[What this task involves]: Rewrite all of the material below, changing every "bounding box" to "enclosing rectangle" and leaving everything else as it is.

[Available data]:
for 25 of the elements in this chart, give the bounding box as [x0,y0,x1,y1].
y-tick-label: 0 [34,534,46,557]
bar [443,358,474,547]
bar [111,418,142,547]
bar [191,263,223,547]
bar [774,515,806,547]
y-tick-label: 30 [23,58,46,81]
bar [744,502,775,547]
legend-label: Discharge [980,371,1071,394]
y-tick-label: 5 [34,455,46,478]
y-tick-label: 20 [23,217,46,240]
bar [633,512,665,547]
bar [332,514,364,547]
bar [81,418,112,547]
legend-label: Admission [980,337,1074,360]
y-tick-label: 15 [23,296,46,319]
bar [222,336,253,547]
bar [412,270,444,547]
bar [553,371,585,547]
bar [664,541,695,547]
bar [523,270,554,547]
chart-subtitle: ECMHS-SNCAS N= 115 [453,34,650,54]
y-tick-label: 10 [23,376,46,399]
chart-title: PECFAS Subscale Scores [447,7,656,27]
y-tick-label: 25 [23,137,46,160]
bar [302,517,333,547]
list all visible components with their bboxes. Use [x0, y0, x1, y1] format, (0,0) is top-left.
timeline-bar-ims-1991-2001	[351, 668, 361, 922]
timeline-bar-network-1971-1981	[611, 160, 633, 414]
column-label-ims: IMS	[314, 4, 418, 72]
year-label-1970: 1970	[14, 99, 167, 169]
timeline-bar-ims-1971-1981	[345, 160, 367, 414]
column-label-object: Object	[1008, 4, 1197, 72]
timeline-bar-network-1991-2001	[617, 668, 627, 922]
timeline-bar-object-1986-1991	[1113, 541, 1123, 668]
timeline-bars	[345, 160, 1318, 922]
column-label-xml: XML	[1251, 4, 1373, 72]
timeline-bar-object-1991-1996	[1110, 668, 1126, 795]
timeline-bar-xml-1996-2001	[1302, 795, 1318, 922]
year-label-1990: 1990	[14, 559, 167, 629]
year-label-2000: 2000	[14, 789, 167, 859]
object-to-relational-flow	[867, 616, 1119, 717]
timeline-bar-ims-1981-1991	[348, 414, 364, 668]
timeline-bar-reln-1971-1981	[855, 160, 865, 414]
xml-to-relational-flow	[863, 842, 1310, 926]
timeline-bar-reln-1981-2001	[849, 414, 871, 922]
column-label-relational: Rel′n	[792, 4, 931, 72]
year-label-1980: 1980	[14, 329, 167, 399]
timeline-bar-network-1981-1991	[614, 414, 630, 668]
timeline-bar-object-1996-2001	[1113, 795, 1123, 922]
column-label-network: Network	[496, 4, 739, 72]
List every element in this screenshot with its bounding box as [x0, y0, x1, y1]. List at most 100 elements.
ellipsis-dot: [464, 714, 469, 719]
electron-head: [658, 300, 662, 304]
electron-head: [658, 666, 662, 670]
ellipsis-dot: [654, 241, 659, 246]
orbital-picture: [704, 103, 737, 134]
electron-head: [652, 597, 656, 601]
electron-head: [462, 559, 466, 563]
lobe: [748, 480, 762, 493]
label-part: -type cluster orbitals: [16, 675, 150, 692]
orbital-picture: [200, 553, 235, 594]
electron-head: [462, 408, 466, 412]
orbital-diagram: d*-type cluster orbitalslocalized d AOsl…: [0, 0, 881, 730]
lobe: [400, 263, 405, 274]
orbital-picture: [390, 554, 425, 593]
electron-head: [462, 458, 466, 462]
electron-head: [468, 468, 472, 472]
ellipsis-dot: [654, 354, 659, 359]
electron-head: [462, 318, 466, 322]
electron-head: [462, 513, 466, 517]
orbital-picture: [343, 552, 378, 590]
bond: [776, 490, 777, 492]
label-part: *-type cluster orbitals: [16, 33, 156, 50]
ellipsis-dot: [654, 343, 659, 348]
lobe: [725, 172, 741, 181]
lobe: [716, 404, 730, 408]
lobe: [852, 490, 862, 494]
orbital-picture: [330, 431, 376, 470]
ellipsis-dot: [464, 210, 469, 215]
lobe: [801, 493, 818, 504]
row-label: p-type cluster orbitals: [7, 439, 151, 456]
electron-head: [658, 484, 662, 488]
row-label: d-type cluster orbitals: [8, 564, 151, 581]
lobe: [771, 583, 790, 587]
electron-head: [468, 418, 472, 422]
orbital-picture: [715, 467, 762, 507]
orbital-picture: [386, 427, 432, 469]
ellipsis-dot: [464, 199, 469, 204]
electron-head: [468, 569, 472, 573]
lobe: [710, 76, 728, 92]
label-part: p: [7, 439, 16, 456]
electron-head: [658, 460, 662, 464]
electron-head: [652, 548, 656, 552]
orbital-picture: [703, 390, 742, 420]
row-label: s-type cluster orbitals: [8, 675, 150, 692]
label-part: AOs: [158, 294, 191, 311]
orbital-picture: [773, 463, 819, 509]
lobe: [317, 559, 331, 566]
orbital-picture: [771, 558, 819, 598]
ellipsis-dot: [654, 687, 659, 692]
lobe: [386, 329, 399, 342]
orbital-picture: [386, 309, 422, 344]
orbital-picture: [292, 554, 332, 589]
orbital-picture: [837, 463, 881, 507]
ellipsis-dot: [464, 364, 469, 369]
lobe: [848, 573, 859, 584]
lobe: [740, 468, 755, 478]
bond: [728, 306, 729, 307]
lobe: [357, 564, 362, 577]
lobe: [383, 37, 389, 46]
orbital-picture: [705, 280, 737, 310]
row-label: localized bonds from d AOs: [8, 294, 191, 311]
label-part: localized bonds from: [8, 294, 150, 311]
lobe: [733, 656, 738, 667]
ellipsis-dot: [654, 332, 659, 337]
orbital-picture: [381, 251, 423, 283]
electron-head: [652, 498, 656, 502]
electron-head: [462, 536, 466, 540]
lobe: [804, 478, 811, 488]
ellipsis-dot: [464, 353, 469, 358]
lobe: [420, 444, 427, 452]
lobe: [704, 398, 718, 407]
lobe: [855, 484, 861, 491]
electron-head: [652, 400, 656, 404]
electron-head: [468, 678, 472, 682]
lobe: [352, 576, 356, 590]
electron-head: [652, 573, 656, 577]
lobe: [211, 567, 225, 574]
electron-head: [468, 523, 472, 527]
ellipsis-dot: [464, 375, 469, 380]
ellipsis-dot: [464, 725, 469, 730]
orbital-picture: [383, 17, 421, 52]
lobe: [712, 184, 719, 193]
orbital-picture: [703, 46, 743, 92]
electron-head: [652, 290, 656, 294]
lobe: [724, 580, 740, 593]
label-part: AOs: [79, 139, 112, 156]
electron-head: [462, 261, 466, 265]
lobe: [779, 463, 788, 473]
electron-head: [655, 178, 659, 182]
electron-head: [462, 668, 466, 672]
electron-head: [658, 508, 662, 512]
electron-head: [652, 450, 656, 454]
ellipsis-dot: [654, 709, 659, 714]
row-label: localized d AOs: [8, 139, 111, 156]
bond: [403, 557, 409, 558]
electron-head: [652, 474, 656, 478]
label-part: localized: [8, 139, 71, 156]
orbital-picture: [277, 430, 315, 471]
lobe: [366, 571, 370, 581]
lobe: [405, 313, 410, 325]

[Result below]:
for 25 of the elements in this chart, give the enclosing rectangle as [x0,y0,x1,y1].
y-tick-label: 0 [34,534,46,557]
bar [443,358,474,547]
bar [111,418,142,547]
bar [191,263,223,547]
bar [774,515,806,547]
y-tick-label: 30 [23,58,46,81]
bar [744,502,775,547]
legend-label: Discharge [980,371,1071,394]
y-tick-label: 5 [34,455,46,478]
y-tick-label: 20 [23,217,46,240]
bar [633,512,665,547]
bar [332,514,364,547]
bar [81,418,112,547]
legend-label: Admission [980,337,1074,360]
y-tick-label: 15 [23,296,46,319]
bar [222,336,253,547]
bar [412,270,444,547]
bar [553,371,585,547]
bar [664,541,695,547]
bar [523,270,554,547]
chart-subtitle: ECMHS-SNCAS N= 115 [453,34,650,54]
y-tick-label: 10 [23,376,46,399]
chart-title: PECFAS Subscale Scores [447,7,656,27]
y-tick-label: 25 [23,137,46,160]
bar [302,517,333,547]
list all visible components with their bboxes. Use [x0, y0, x1, y1] format, (0,0) is top-left.
timeline-bar-ims-1991-2001	[351, 668, 361, 922]
timeline-bar-network-1971-1981	[611, 160, 633, 414]
column-label-ims: IMS	[314, 4, 418, 72]
year-label-1970: 1970	[14, 99, 167, 169]
timeline-bar-ims-1971-1981	[345, 160, 367, 414]
column-label-object: Object	[1008, 4, 1197, 72]
timeline-bar-network-1991-2001	[617, 668, 627, 922]
timeline-bar-object-1986-1991	[1113, 541, 1123, 668]
timeline-bars	[345, 160, 1318, 922]
column-label-xml: XML	[1251, 4, 1373, 72]
timeline-bar-object-1991-1996	[1110, 668, 1126, 795]
timeline-bar-xml-1996-2001	[1302, 795, 1318, 922]
year-label-1990: 1990	[14, 559, 167, 629]
year-label-2000: 2000	[14, 789, 167, 859]
object-to-relational-flow	[867, 616, 1119, 717]
timeline-bar-ims-1981-1991	[348, 414, 364, 668]
timeline-bar-reln-1971-1981	[855, 160, 865, 414]
xml-to-relational-flow	[863, 842, 1310, 926]
timeline-bar-reln-1981-2001	[849, 414, 871, 922]
column-label-relational: Rel′n	[792, 4, 931, 72]
year-label-1980: 1980	[14, 329, 167, 399]
timeline-bar-network-1981-1991	[614, 414, 630, 668]
timeline-bar-object-1996-2001	[1113, 795, 1123, 922]
column-label-network: Network	[496, 4, 739, 72]
List every element in this screenshot with its enclosing rectangle as [x0, y0, x1, y1]. List at most 100 elements.
ellipsis-dot: [464, 714, 469, 719]
electron-head: [658, 300, 662, 304]
electron-head: [658, 666, 662, 670]
ellipsis-dot: [654, 241, 659, 246]
orbital-picture: [704, 103, 737, 134]
electron-head: [652, 597, 656, 601]
electron-head: [462, 559, 466, 563]
lobe: [748, 480, 762, 493]
label-part: -type cluster orbitals: [16, 675, 150, 692]
orbital-picture: [200, 553, 235, 594]
electron-head: [462, 408, 466, 412]
orbital-diagram: d*-type cluster orbitalslocalized d AOsl…: [0, 0, 881, 730]
lobe: [400, 263, 405, 274]
orbital-picture: [390, 554, 425, 593]
electron-head: [462, 458, 466, 462]
electron-head: [468, 468, 472, 472]
ellipsis-dot: [654, 354, 659, 359]
electron-head: [462, 318, 466, 322]
electron-head: [462, 513, 466, 517]
orbital-picture: [343, 552, 378, 590]
bond: [776, 490, 777, 492]
label-part: *-type cluster orbitals: [16, 33, 156, 50]
ellipsis-dot: [654, 343, 659, 348]
lobe: [725, 172, 741, 181]
lobe: [716, 404, 730, 408]
lobe: [852, 490, 862, 494]
orbital-picture: [330, 431, 376, 470]
ellipsis-dot: [464, 210, 469, 215]
lobe: [801, 493, 818, 504]
row-label: p-type cluster orbitals: [7, 439, 151, 456]
electron-head: [658, 484, 662, 488]
row-label: d-type cluster orbitals: [8, 564, 151, 581]
lobe: [771, 583, 790, 587]
electron-head: [468, 418, 472, 422]
orbital-picture: [715, 467, 762, 507]
orbital-picture: [386, 427, 432, 469]
ellipsis-dot: [464, 199, 469, 204]
electron-head: [468, 569, 472, 573]
lobe: [710, 76, 728, 92]
label-part: p: [7, 439, 16, 456]
electron-head: [658, 460, 662, 464]
electron-head: [652, 548, 656, 552]
orbital-picture: [703, 390, 742, 420]
row-label: s-type cluster orbitals: [8, 675, 150, 692]
label-part: AOs: [158, 294, 191, 311]
orbital-picture: [773, 463, 819, 509]
lobe: [317, 559, 331, 566]
orbital-picture: [771, 558, 819, 598]
ellipsis-dot: [654, 687, 659, 692]
lobe: [386, 329, 399, 342]
orbital-picture: [386, 309, 422, 344]
orbital-picture: [292, 554, 332, 589]
orbital-picture: [837, 463, 881, 507]
ellipsis-dot: [464, 364, 469, 369]
lobe: [848, 573, 859, 584]
lobe: [740, 468, 755, 478]
bond: [728, 306, 729, 307]
lobe: [357, 564, 362, 577]
lobe: [383, 37, 389, 46]
orbital-picture: [705, 280, 737, 310]
row-label: localized bonds from d AOs: [8, 294, 191, 311]
label-part: localized bonds from: [8, 294, 150, 311]
lobe: [733, 656, 738, 667]
ellipsis-dot: [654, 332, 659, 337]
orbital-picture: [381, 251, 423, 283]
electron-head: [652, 498, 656, 502]
electron-head: [462, 536, 466, 540]
lobe: [804, 478, 811, 488]
ellipsis-dot: [464, 353, 469, 358]
lobe: [420, 444, 427, 452]
lobe: [704, 398, 718, 407]
lobe: [855, 484, 861, 491]
electron-head: [652, 400, 656, 404]
electron-head: [468, 678, 472, 682]
lobe: [352, 576, 356, 590]
electron-head: [652, 573, 656, 577]
lobe: [211, 567, 225, 574]
electron-head: [468, 523, 472, 527]
ellipsis-dot: [464, 375, 469, 380]
ellipsis-dot: [464, 725, 469, 730]
orbital-picture: [383, 17, 421, 52]
lobe: [712, 184, 719, 193]
orbital-picture: [703, 46, 743, 92]
electron-head: [652, 290, 656, 294]
lobe: [724, 580, 740, 593]
label-part: AOs: [79, 139, 112, 156]
electron-head: [462, 261, 466, 265]
lobe: [779, 463, 788, 473]
electron-head: [655, 178, 659, 182]
electron-head: [462, 668, 466, 672]
electron-head: [658, 508, 662, 512]
electron-head: [652, 450, 656, 454]
ellipsis-dot: [654, 709, 659, 714]
row-label: localized d AOs: [8, 139, 111, 156]
bond: [403, 557, 409, 558]
electron-head: [652, 474, 656, 478]
label-part: localized: [8, 139, 71, 156]
orbital-picture: [277, 430, 315, 471]
lobe: [366, 571, 370, 581]
lobe: [405, 313, 410, 325]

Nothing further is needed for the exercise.